GIVEN TASK —
Pull out every line below holding the word "поселок".

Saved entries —
______

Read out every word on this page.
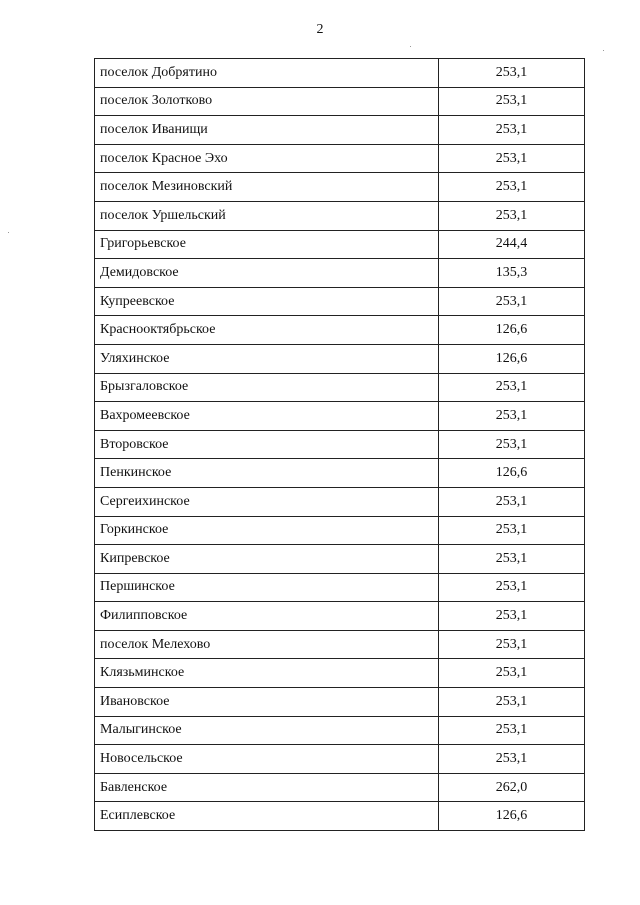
2
поселок Добрятино	253,1
поселок Золотково	253,1
поселок Иванищи	253,1
поселок Красное Эхо	253,1
поселок Мезиновский	253,1
поселок Уршельский	253,1
Григорьевское	244,4
Демидовское	135,3
Купреевское	253,1
Краснооктябрьское	126,6
Уляхинское	126,6
Брызгаловское	253,1
Вахромеевское	253,1
Второвское	253,1
Пенкинское	126,6
Сергеихинское	253,1
Горкинское	253,1
Кипревское	253,1
Першинское	253,1
Филипповское	253,1
поселок Мелехово	253,1
Клязьминское	253,1
Ивановское	253,1
Малыгинское	253,1
Новосельское	253,1
Бавленское	262,0
Есиплевское	126,6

______

ANSWER TO THIS TASK —
поселок Добрятино	253,1
поселок Золотково	253,1
поселок Иванищи	253,1
поселок Красное Эхо	253,1
поселок Мезиновский	253,1
поселок Уршельский	253,1
поселок Мелехово	253,1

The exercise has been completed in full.